**What is required:**
All of the lines below are to be transcribed faithfully, with pictures excluded from the copy.

**Data lines:**

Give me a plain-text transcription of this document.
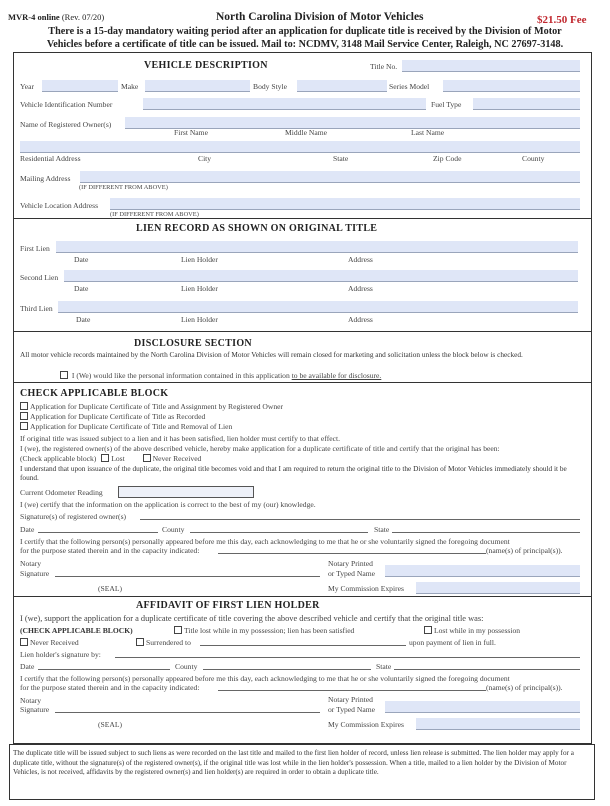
MVR-4 online (Rev. 07/20)	North Carolina Division of Motor Vehicles	$21.50 Fee
There is a 15-day mandatory waiting period after an application for duplicate title is received by the Division of Motor
Vehicles before a certificate of title can be issued. Mail to: NCDMV, 3148 Mail Service Center, Raleigh, NC 27697-3148.
VEHICLE DESCRIPTION	Title No.
Year	Make	Body Style	Series Model
Vehicle Identification Number	Fuel Type
Name of Registered Owner(s)
First Name	Middle Name	Last Name
Residential Address	City	State	Zip Code	County
Mailing Address
(IF DIFFERENT FROM ABOVE)
Vehicle Location Address
(IF DIFFERENT FROM ABOVE)
LIEN RECORD AS SHOWN ON ORIGINAL TITLE
First Lien
Date	Lien Holder	Address
Second Lien
Date	Lien Holder	Address
Third Lien
Date	Lien Holder	Address
DISCLOSURE SECTION
All motor vehicle records maintained by the North Carolina Division of Motor Vehicles will remain closed for marketing and solicitation unless the block below is checked.
I (We) would like the personal information contained in this application to be available for disclosure.
CHECK APPLICABLE BLOCK
Application for Duplicate Certificate of Title and Assignment by Registered Owner
Application for Duplicate Certificate of Title as Recorded
Application for Duplicate Certificate of Title and Removal of Lien
If original title was issued subject to a lien and it has been satisfied, lien holder must certify to that effect.
I (we), the registered owner(s) of the above described vehicle, hereby make application for a duplicate certificate of title and certify that the original has been:
(Check applicable block) Lost	Never Received
I understand that upon issuance of the duplicate, the original title becomes void and that I am required to return the original title to the Division of Motor Vehicles immediately should it be found.
Current Odometer Reading
I (we) certify that the information on the application is correct to the best of my (our) knowledge.
Signature(s) of registered owner(s)
Date	County	State
I certify that the following person(s) personally appeared before me this day, each acknowledging to me that he or she voluntarily signed the foregoing document
for the purpose stated therein and in the capacity indicated:	(name(s) of principal(s)).
Notary
Signature
Notary Printed
or Typed Name
(SEAL)	My Commission Expires
AFFIDAVIT OF FIRST LIEN HOLDER
I (we), support the application for a duplicate certificate of title covering the above described vehicle and certify that the original title was:
(CHECK APPLICABLE BLOCK)	Title lost while in my possession; lien has been satisfied	Lost while in my possession
Never Received	Surrendered to	upon payment of lien in full.
Lien holder's signature by:
Date	County	State
I certify that the following person(s) personally appeared before me this day, each acknowledging to me that he or she voluntarily signed the foregoing document
for the purpose stated therein and in the capacity indicated:	(name(s) of principal(s)).
Notary
Signature
Notary Printed
or Typed Name
(SEAL)	My Commission Expires
The duplicate title will be issued subject to such liens as were recorded on the last title and mailed to the first lien holder of record, unless lien release is submitted. The lien holder may apply for a duplicate title, without the signature(s) of the registered owner(s), if the original title was lost while in the lien holder's possession. When a title, mailed to a lien holder by the Division of Motor Vehicles, is not received, affidavits by the registered owner(s) and lien holder(s) are required in order to obtain a duplicate title.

**Finished task:**
Give me a plain-text transcription of this document.
MVR-4 online (Rev. 07/20)	North Carolina Division of Motor Vehicles	$21.50 Fee
There is a 15-day mandatory waiting period after an application for duplicate title is received by the Division of Motor
Vehicles before a certificate of title can be issued. Mail to: NCDMV, 3148 Mail Service Center, Raleigh, NC 27697-3148.
VEHICLE DESCRIPTION	Title No.
Year	Make	Body Style	Series Model
Vehicle Identification Number	Fuel Type
Name of Registered Owner(s)
First Name	Middle Name	Last Name
Residential Address	City	State	Zip Code	County
Mailing Address
(IF DIFFERENT FROM ABOVE)
Vehicle Location Address
(IF DIFFERENT FROM ABOVE)
LIEN RECORD AS SHOWN ON ORIGINAL TITLE
First Lien
Date	Lien Holder	Address
Second Lien
Date	Lien Holder	Address
Third Lien
Date	Lien Holder	Address
DISCLOSURE SECTION
All motor vehicle records maintained by the North Carolina Division of Motor Vehicles will remain closed for marketing and solicitation unless the block below is checked.
I (We) would like the personal information contained in this application to be available for disclosure.
CHECK APPLICABLE BLOCK
Application for Duplicate Certificate of Title and Assignment by Registered Owner
Application for Duplicate Certificate of Title as Recorded
Application for Duplicate Certificate of Title and Removal of Lien
If original title was issued subject to a lien and it has been satisfied, lien holder must certify to that effect.
I (we), the registered owner(s) of the above described vehicle, hereby make application for a duplicate certificate of title and certify that the original has been:
(Check applicable block) Lost	Never Received
I understand that upon issuance of the duplicate, the original title becomes void and that I am required to return the original title to the Division of Motor Vehicles immediately should it be found.
Current Odometer Reading
I (we) certify that the information on the application is correct to the best of my (our) knowledge.
Signature(s) of registered owner(s)
Date	County	State
I certify that the following person(s) personally appeared before me this day, each acknowledging to me that he or she voluntarily signed the foregoing document
for the purpose stated therein and in the capacity indicated:	(name(s) of principal(s)).
Notary
Signature
Notary Printed
or Typed Name
(SEAL)	My Commission Expires
AFFIDAVIT OF FIRST LIEN HOLDER
I (we), support the application for a duplicate certificate of title covering the above described vehicle and certify that the original title was:
(CHECK APPLICABLE BLOCK)	Title lost while in my possession; lien has been satisfied	Lost while in my possession
Never Received	Surrendered to	upon payment of lien in full.
Lien holder's signature by:
Date	County	State
I certify that the following person(s) personally appeared before me this day, each acknowledging to me that he or she voluntarily signed the foregoing document
for the purpose stated therein and in the capacity indicated:	(name(s) of principal(s)).
Notary
Signature
Notary Printed
or Typed Name
(SEAL)	My Commission Expires
The duplicate title will be issued subject to such liens as were recorded on the last title and mailed to the first lien holder of record, unless lien release is submitted. The lien holder may apply for a duplicate title, without the signature(s) of the registered owner(s), if the original title was lost while in the lien holder's possession. When a title, mailed to a lien holder by the Division of Motor Vehicles, is not received, affidavits by the registered owner(s) and lien holder(s) are required in order to obtain a duplicate title.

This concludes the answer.